Direction: Please copy these lines word for word, with nothing changed.

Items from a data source
== == ==

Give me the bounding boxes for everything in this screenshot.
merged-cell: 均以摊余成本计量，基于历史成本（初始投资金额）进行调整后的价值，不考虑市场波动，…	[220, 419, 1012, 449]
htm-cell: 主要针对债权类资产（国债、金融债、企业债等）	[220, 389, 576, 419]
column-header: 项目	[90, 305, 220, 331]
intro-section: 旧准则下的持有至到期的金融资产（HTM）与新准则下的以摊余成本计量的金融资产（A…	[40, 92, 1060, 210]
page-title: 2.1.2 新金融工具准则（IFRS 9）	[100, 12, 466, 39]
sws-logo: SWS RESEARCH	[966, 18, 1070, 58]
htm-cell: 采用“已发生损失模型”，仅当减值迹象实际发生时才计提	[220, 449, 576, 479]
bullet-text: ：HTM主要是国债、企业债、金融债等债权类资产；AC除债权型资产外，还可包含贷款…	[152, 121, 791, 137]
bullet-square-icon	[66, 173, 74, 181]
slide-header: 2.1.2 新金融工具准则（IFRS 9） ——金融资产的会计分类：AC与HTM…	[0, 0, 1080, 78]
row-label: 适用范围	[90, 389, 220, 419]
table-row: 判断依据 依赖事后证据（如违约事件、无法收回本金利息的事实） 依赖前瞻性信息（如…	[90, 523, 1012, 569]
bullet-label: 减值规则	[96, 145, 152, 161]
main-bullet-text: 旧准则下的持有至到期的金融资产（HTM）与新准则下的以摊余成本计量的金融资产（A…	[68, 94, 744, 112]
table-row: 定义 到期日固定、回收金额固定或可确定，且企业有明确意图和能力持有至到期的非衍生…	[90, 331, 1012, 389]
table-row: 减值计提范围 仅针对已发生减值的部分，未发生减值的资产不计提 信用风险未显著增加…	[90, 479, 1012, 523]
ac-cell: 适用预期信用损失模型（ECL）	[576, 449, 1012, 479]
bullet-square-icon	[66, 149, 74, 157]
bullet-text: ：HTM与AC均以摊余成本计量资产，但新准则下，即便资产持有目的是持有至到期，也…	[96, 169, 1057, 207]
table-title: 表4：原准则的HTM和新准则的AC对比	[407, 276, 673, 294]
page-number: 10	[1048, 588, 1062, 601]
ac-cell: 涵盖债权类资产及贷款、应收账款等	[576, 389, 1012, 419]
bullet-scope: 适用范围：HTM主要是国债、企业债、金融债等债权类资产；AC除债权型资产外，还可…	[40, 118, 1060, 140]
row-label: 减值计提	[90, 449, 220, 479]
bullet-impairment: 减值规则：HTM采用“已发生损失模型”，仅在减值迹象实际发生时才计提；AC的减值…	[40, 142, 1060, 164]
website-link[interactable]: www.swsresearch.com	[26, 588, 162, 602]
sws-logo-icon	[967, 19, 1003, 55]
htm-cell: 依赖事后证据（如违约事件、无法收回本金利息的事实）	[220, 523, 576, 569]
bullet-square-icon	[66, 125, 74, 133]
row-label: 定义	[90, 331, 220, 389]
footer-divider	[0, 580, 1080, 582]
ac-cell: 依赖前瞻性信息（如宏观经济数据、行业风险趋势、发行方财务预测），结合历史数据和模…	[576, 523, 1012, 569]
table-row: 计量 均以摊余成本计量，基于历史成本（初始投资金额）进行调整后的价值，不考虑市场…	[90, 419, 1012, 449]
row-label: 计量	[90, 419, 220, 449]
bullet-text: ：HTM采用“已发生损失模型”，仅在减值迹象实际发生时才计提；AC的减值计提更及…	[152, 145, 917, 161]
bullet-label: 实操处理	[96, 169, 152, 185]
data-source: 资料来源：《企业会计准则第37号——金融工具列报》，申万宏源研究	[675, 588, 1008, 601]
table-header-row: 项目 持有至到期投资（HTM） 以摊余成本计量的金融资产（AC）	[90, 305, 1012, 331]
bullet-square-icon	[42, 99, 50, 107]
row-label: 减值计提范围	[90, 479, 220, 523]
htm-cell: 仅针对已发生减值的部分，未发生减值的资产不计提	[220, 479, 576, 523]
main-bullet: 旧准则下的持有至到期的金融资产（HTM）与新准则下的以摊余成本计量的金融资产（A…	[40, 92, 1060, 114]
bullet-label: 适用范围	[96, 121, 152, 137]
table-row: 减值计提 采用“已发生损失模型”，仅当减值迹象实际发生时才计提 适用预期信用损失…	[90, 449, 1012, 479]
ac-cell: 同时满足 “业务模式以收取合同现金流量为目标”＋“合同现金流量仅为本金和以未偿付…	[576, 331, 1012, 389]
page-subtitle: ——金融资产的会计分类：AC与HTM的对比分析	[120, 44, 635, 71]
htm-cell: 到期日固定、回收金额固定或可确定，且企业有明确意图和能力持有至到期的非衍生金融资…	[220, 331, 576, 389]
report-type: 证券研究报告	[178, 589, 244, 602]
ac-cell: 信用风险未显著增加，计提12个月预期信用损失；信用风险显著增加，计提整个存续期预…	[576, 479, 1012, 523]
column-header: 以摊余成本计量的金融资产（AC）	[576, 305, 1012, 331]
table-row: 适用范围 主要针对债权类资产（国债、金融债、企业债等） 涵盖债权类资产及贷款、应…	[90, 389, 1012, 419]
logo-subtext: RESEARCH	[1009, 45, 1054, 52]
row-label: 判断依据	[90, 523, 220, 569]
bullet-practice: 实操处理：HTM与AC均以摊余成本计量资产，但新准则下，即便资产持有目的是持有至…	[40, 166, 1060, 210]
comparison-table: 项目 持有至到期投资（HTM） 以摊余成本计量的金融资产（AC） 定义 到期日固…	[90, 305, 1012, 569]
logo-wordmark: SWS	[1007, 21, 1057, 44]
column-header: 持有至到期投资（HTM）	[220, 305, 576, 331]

== == ==

The response:
Give me the bounding boxes for everything in this screenshot.
merged-cell: 均以摊余成本计量，基于历史成本（初始投资金额）进行调整后的价值，不考虑市场波动，…	[220, 419, 1012, 449]
htm-cell: 主要针对债权类资产（国债、金融债、企业债等）	[220, 389, 576, 419]
column-header: 项目	[90, 305, 220, 331]
intro-section: 旧准则下的持有至到期的金融资产（HTM）与新准则下的以摊余成本计量的金融资产（A…	[40, 92, 1060, 210]
page-title: 2.1.2 新金融工具准则（IFRS 9）	[100, 12, 466, 39]
sws-logo: SWS RESEARCH	[966, 18, 1070, 58]
htm-cell: 采用“已发生损失模型”，仅当减值迹象实际发生时才计提	[220, 449, 576, 479]
bullet-text: ：HTM主要是国债、企业债、金融债等债权类资产；AC除债权型资产外，还可包含贷款…	[152, 121, 791, 137]
bullet-square-icon	[66, 173, 74, 181]
slide-header: 2.1.2 新金融工具准则（IFRS 9） ——金融资产的会计分类：AC与HTM…	[0, 0, 1080, 78]
row-label: 适用范围	[90, 389, 220, 419]
table-row: 判断依据 依赖事后证据（如违约事件、无法收回本金利息的事实） 依赖前瞻性信息（如…	[90, 523, 1012, 569]
bullet-label: 减值规则	[96, 145, 152, 161]
main-bullet-text: 旧准则下的持有至到期的金融资产（HTM）与新准则下的以摊余成本计量的金融资产（A…	[68, 94, 744, 112]
table-row: 定义 到期日固定、回收金额固定或可确定，且企业有明确意图和能力持有至到期的非衍生…	[90, 331, 1012, 389]
table-row: 减值计提范围 仅针对已发生减值的部分，未发生减值的资产不计提 信用风险未显著增加…	[90, 479, 1012, 523]
ac-cell: 适用预期信用损失模型（ECL）	[576, 449, 1012, 479]
bullet-square-icon	[66, 149, 74, 157]
bullet-text: ：HTM与AC均以摊余成本计量资产，但新准则下，即便资产持有目的是持有至到期，也…	[96, 169, 1057, 207]
table-title: 表4：原准则的HTM和新准则的AC对比	[407, 276, 673, 294]
page-number: 10	[1048, 588, 1062, 601]
ac-cell: 涵盖债权类资产及贷款、应收账款等	[576, 389, 1012, 419]
bullet-scope: 适用范围：HTM主要是国债、企业债、金融债等债权类资产；AC除债权型资产外，还可…	[40, 118, 1060, 140]
row-label: 减值计提	[90, 449, 220, 479]
bullet-impairment: 减值规则：HTM采用“已发生损失模型”，仅在减值迹象实际发生时才计提；AC的减值…	[40, 142, 1060, 164]
website-link[interactable]: www.swsresearch.com	[26, 588, 162, 602]
sws-logo-icon	[967, 19, 1003, 55]
htm-cell: 依赖事后证据（如违约事件、无法收回本金利息的事实）	[220, 523, 576, 569]
bullet-square-icon	[66, 125, 74, 133]
row-label: 定义	[90, 331, 220, 389]
footer-divider	[0, 580, 1080, 582]
ac-cell: 依赖前瞻性信息（如宏观经济数据、行业风险趋势、发行方财务预测），结合历史数据和模…	[576, 523, 1012, 569]
table-row: 计量 均以摊余成本计量，基于历史成本（初始投资金额）进行调整后的价值，不考虑市场…	[90, 419, 1012, 449]
row-label: 计量	[90, 419, 220, 449]
bullet-text: ：HTM采用“已发生损失模型”，仅在减值迹象实际发生时才计提；AC的减值计提更及…	[152, 145, 917, 161]
bullet-label: 实操处理	[96, 169, 152, 185]
data-source: 资料来源：《企业会计准则第37号——金融工具列报》，申万宏源研究	[675, 588, 1008, 601]
table-header-row: 项目 持有至到期投资（HTM） 以摊余成本计量的金融资产（AC）	[90, 305, 1012, 331]
bullet-square-icon	[42, 99, 50, 107]
row-label: 减值计提范围	[90, 479, 220, 523]
htm-cell: 仅针对已发生减值的部分，未发生减值的资产不计提	[220, 479, 576, 523]
main-bullet: 旧准则下的持有至到期的金融资产（HTM）与新准则下的以摊余成本计量的金融资产（A…	[40, 92, 1060, 114]
bullet-label: 适用范围	[96, 121, 152, 137]
table-row: 减值计提 采用“已发生损失模型”，仅当减值迹象实际发生时才计提 适用预期信用损失…	[90, 449, 1012, 479]
ac-cell: 同时满足 “业务模式以收取合同现金流量为目标”＋“合同现金流量仅为本金和以未偿付…	[576, 331, 1012, 389]
page-subtitle: ——金融资产的会计分类：AC与HTM的对比分析	[120, 44, 635, 71]
htm-cell: 到期日固定、回收金额固定或可确定，且企业有明确意图和能力持有至到期的非衍生金融资…	[220, 331, 576, 389]
report-type: 证券研究报告	[178, 589, 244, 602]
ac-cell: 信用风险未显著增加，计提12个月预期信用损失；信用风险显著增加，计提整个存续期预…	[576, 479, 1012, 523]
column-header: 以摊余成本计量的金融资产（AC）	[576, 305, 1012, 331]
table-row: 适用范围 主要针对债权类资产（国债、金融债、企业债等） 涵盖债权类资产及贷款、应…	[90, 389, 1012, 419]
logo-subtext: RESEARCH	[1009, 45, 1054, 52]
row-label: 判断依据	[90, 523, 220, 569]
bullet-practice: 实操处理：HTM与AC均以摊余成本计量资产，但新准则下，即便资产持有目的是持有至…	[40, 166, 1060, 210]
comparison-table: 项目 持有至到期投资（HTM） 以摊余成本计量的金融资产（AC） 定义 到期日固…	[90, 305, 1012, 569]
logo-wordmark: SWS	[1007, 21, 1057, 44]
column-header: 持有至到期投资（HTM）	[220, 305, 576, 331]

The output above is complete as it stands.